**What you have to do**
Your task is to output the listing word for word, with pictures excluded.

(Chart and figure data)
• • • •

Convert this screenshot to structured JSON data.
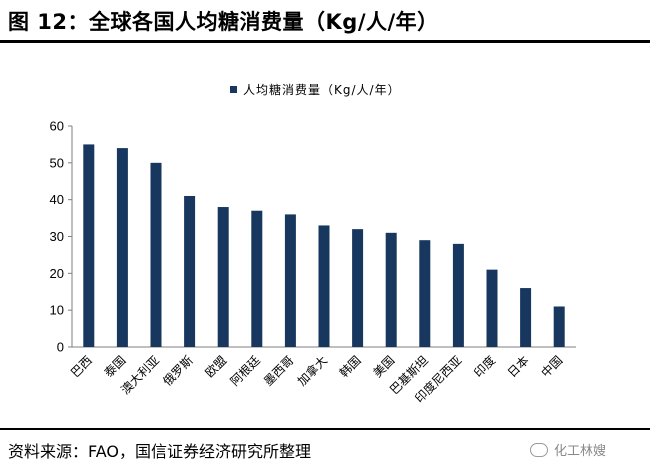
{
  "header": {
    "title": "图 12：全球各国人均糖消费量（Kg/人/年）"
  },
  "footer": {
    "source": "资料来源：FAO，国信证券经济研究所整理",
    "watermark": "化工林嫂"
  },
  "colors": {
    "bar": "#17375E",
    "axis": "#7f7f7f"
  },
  "chart_data": {
    "type": "bar",
    "title": "",
    "legend": [
      "人均糖消费量（Kg/人/年）"
    ],
    "legend_position": "top",
    "categories": [
      "巴西",
      "泰国",
      "澳大利亚",
      "俄罗斯",
      "欧盟",
      "阿根廷",
      "墨西哥",
      "加拿大",
      "韩国",
      "美国",
      "巴基斯坦",
      "印度尼西亚",
      "印度",
      "日本",
      "中国"
    ],
    "values": [
      55,
      54,
      50,
      41,
      38,
      37,
      36,
      33,
      32,
      31,
      29,
      28,
      21,
      16,
      11
    ],
    "ylim": [
      0,
      60
    ],
    "yticks": [
      0,
      10,
      20,
      30,
      40,
      50,
      60
    ],
    "xlabel": "",
    "ylabel": "",
    "grid": false
  }
}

• • • •

**Exercise answer**
Convert this screenshot to structured JSON data.
{
  "header": {
    "title": "图 12：全球各国人均糖消费量（Kg/人/年）"
  },
  "footer": {
    "source": "资料来源：FAO，国信证券经济研究所整理",
    "watermark": "化工林嫂"
  },
  "colors": {
    "bar": "#17375E",
    "axis": "#7f7f7f"
  },
  "chart_data": {
    "type": "bar",
    "title": "",
    "legend": [
      "人均糖消费量（Kg/人/年）"
    ],
    "legend_position": "top",
    "categories": [
      "巴西",
      "泰国",
      "澳大利亚",
      "俄罗斯",
      "欧盟",
      "阿根廷",
      "墨西哥",
      "加拿大",
      "韩国",
      "美国",
      "巴基斯坦",
      "印度尼西亚",
      "印度",
      "日本",
      "中国"
    ],
    "values": [
      55,
      54,
      50,
      41,
      38,
      37,
      36,
      33,
      32,
      31,
      29,
      28,
      21,
      16,
      11
    ],
    "ylim": [
      0,
      60
    ],
    "yticks": [
      0,
      10,
      20,
      30,
      40,
      50,
      60
    ],
    "xlabel": "",
    "ylabel": "",
    "grid": false
  }
}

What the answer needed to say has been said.